* AIM OF THE EXERCISE
Please restate the following records word for word.

Saved data entries:
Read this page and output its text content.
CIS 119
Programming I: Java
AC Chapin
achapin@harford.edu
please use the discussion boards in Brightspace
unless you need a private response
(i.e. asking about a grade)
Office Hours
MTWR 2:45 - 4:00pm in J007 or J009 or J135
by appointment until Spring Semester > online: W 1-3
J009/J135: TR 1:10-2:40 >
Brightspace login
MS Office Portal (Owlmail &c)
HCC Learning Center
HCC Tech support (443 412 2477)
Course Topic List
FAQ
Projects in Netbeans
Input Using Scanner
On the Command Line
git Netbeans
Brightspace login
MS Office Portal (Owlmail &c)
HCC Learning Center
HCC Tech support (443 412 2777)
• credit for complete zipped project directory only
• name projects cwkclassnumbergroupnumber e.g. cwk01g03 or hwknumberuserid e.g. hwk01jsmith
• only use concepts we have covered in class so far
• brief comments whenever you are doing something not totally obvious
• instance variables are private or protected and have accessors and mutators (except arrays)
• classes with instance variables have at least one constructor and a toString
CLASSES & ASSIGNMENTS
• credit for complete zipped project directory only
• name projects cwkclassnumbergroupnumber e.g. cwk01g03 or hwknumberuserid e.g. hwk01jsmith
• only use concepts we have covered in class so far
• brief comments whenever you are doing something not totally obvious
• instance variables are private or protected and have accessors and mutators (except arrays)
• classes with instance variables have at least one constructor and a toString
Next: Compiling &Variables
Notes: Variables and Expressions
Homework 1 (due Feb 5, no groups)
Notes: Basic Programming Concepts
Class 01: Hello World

* ANSWER TO THIS TASK
Read this page and output its text content.
CIS 119
Programming I: Java
AC Chapin
achapin@harford.edu
please use the discussion boards in Brightspace
unless you need a private response
(i.e. asking about a grade)
Office Hours
MTWR 2:45 - 4:00pm in J007 or J009 or J135
by appointment until Spring Semester > online: W 1-3
J009/J135: TR 1:10-2:40 >
Brightspace login
MS Office Portal (Owlmail &c)
HCC Learning Center
HCC Tech support (443 412 2477)
Course Topic List
FAQ
Projects in Netbeans
Input Using Scanner
On the Command Line
git Netbeans
Brightspace login
MS Office Portal (Owlmail &c)
HCC Learning Center
HCC Tech support (443 412 2777)
• credit for complete zipped project directory only
• name projects cwkclassnumbergroupnumber e.g. cwk01g03 or hwknumberuserid e.g. hwk01jsmith
• only use concepts we have covered in class so far
• brief comments whenever you are doing something not totally obvious
• instance variables are private or protected and have accessors and mutators (except arrays)
• classes with instance variables have at least one constructor and a toString
CLASSES & ASSIGNMENTS
• credit for complete zipped project directory only
• name projects cwkclassnumbergroupnumber e.g. cwk01g03 or hwknumberuserid e.g. hwk01jsmith
• only use concepts we have covered in class so far
• brief comments whenever you are doing something not totally obvious
• instance variables are private or protected and have accessors and mutators (except arrays)
• classes with instance variables have at least one constructor and a toString
Next: Compiling &Variables
Notes: Variables and Expressions
Homework 1 (due Feb 5, no groups)
Notes: Basic Programming Concepts
Class 01: Hello World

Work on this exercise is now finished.